[GOAL OF THE EXERCISE] Copy each line that has the string "Mittlerer" somewhere in it.

[GIVEN DATA]
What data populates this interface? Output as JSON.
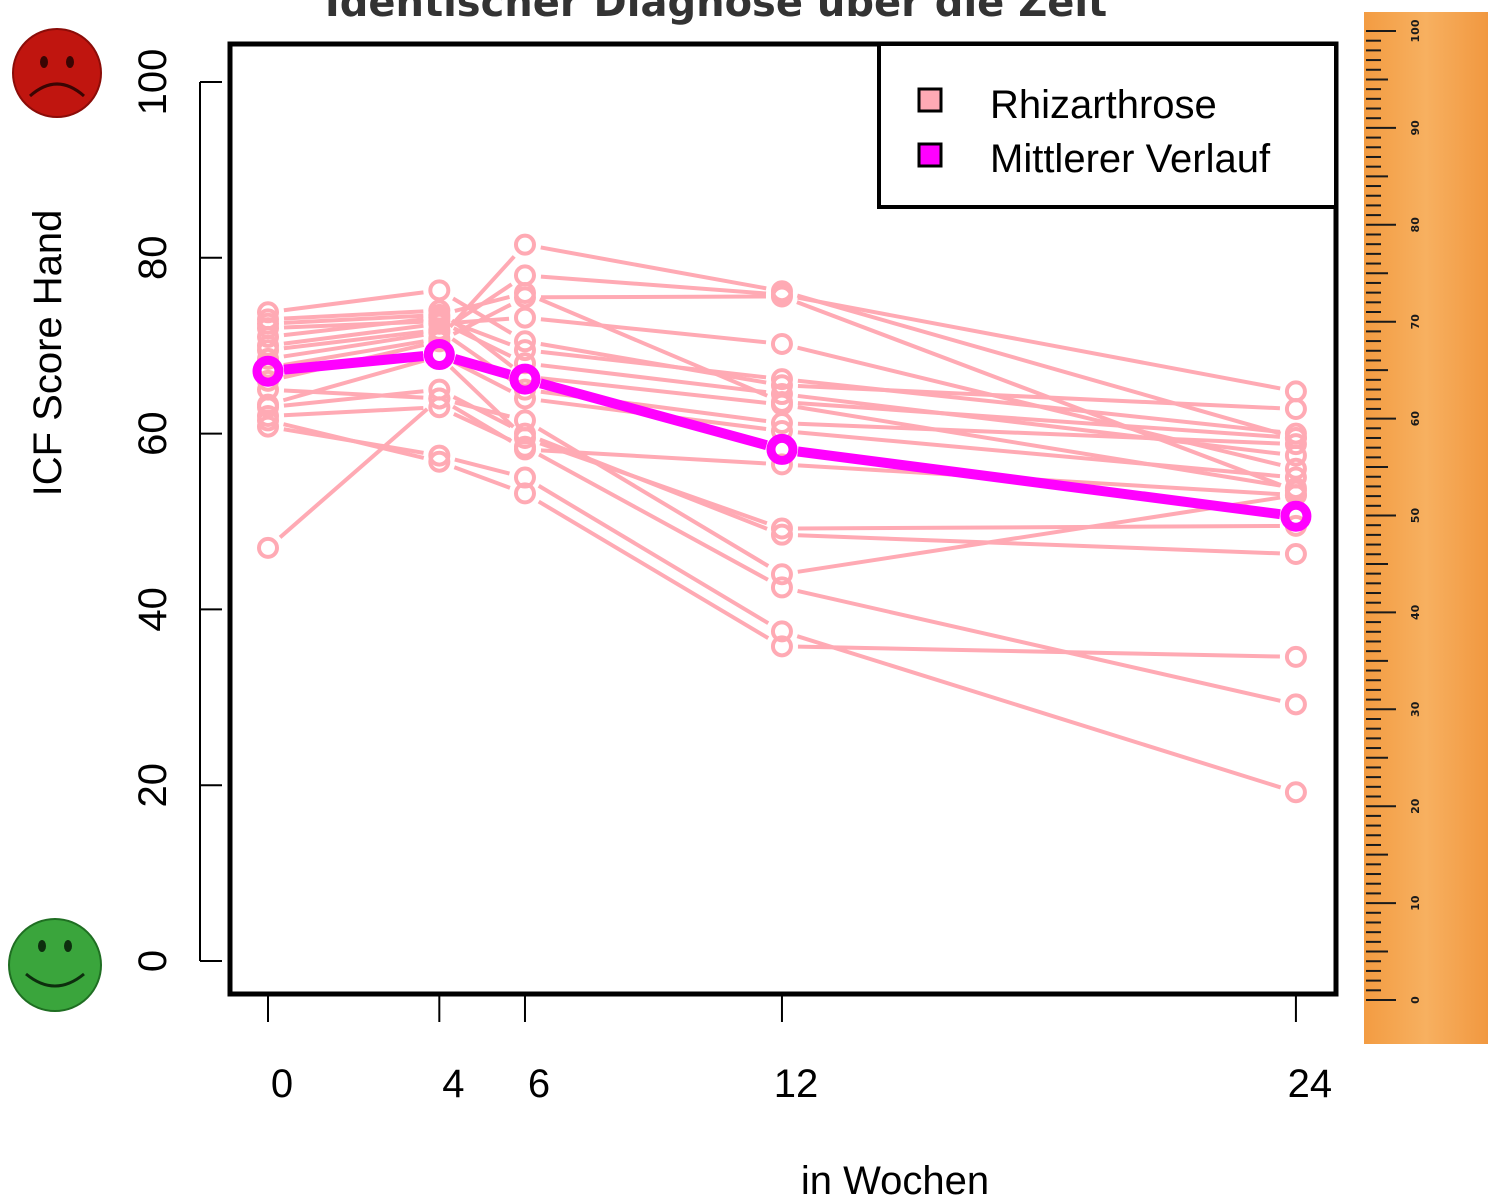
{
  "title": "Identischer Diagnose über die Zeit",
  "colors": {
    "individual": "#ffaab4",
    "mean": "#ff00ff",
    "ruler": "#f4a24a"
  },
  "chart_data": {
    "type": "line",
    "xlabel": "in Wochen",
    "ylabel": "ICF Score Hand",
    "x_ticks": [
      0,
      4,
      6,
      12,
      24
    ],
    "y_ticks": [
      0,
      20,
      40,
      60,
      80,
      100
    ],
    "xlim": [
      -1,
      25
    ],
    "ylim": [
      -4,
      104
    ],
    "legend": {
      "position": "top-right",
      "entries": [
        {
          "label": "Rhizarthrose",
          "color": "#ffaab4"
        },
        {
          "label": "Mittlerer Verlauf",
          "color": "#ff00ff"
        }
      ]
    },
    "series": [
      {
        "name": "Mittlerer Verlauf",
        "x": [
          0,
          4,
          6,
          12,
          24
        ],
        "values": [
          67.1,
          69.0,
          66.2,
          58.2,
          50.6
        ]
      }
    ],
    "individual_series": [
      {
        "x": [
          0,
          4,
          6,
          12,
          24
        ],
        "values": [
          47.0,
          64.0,
          61.5,
          44.0,
          53.0
        ]
      },
      {
        "x": [
          0,
          4,
          6,
          12,
          24
        ],
        "values": [
          60.8,
          57.5,
          55.0,
          37.5,
          19.2
        ]
      },
      {
        "x": [
          0,
          4,
          6,
          12,
          24
        ],
        "values": [
          61.5,
          56.8,
          53.2,
          35.8,
          34.6
        ]
      },
      {
        "x": [
          0,
          4,
          6,
          12,
          24
        ],
        "values": [
          62.0,
          63.0,
          58.5,
          42.5,
          29.2
        ]
      },
      {
        "x": [
          0,
          4,
          6,
          12,
          24
        ],
        "values": [
          63.0,
          65.0,
          60.0,
          48.5,
          46.3
        ]
      },
      {
        "x": [
          0,
          4,
          6,
          12,
          24
        ],
        "values": [
          63.3,
          68.8,
          59.5,
          49.2,
          49.5
        ]
      },
      {
        "x": [
          0,
          4,
          6,
          12,
          24
        ],
        "values": [
          66.0,
          70.5,
          75.5,
          75.6,
          53.5
        ]
      },
      {
        "x": [
          0,
          4,
          6,
          12,
          24
        ],
        "values": [
          67.5,
          70.8,
          81.5,
          76.2,
          59.5
        ]
      },
      {
        "x": [
          0,
          4,
          6,
          12,
          24
        ],
        "values": [
          68.5,
          71.5,
          78.0,
          75.8,
          64.8
        ]
      },
      {
        "x": [
          0,
          4,
          6,
          12,
          24
        ],
        "values": [
          70.0,
          72.5,
          73.2,
          70.2,
          56.0
        ]
      },
      {
        "x": [
          0,
          4,
          6,
          12,
          24
        ],
        "values": [
          71.0,
          73.2,
          69.5,
          66.2,
          60.0
        ]
      },
      {
        "x": [
          0,
          4,
          6,
          12,
          24
        ],
        "values": [
          72.0,
          72.8,
          68.0,
          64.5,
          57.5
        ]
      },
      {
        "x": [
          0,
          4,
          6,
          12,
          24
        ],
        "values": [
          73.0,
          74.0,
          66.5,
          63.3,
          53.8
        ]
      },
      {
        "x": [
          0,
          4,
          6,
          12,
          24
        ],
        "values": [
          73.8,
          76.3,
          70.5,
          65.5,
          62.8
        ]
      },
      {
        "x": [
          0,
          4,
          6,
          12,
          24
        ],
        "values": [
          69.5,
          71.8,
          65.0,
          61.2,
          58.8
        ]
      },
      {
        "x": [
          0,
          4,
          6,
          12,
          24
        ],
        "values": [
          67.0,
          69.0,
          64.0,
          60.3,
          55.0
        ]
      },
      {
        "x": [
          0,
          4,
          6,
          12,
          24
        ],
        "values": [
          65.0,
          64.0,
          58.2,
          56.5,
          53.0
        ]
      },
      {
        "x": [
          0,
          4,
          6,
          12,
          24
        ],
        "values": [
          72.5,
          73.5,
          76.0,
          63.6,
          59.5
        ]
      }
    ],
    "ruler_labels": [
      "0",
      "10",
      "20",
      "30",
      "40",
      "50",
      "60",
      "70",
      "80",
      "90",
      "100"
    ]
  }
}
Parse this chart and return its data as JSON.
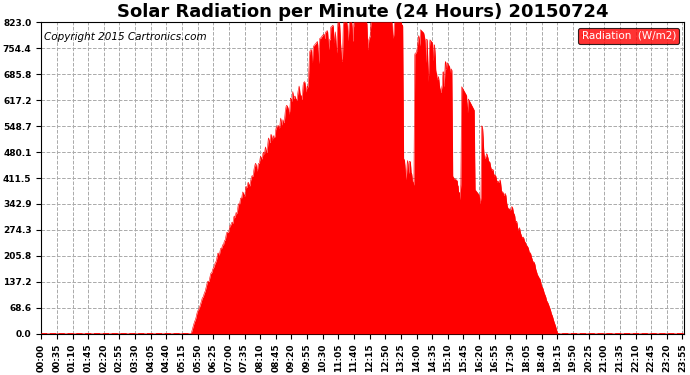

[FINAL ANSWER]
          "label": "Mittlerer Verlauf",
        "name": "Mittlerer Verlauf",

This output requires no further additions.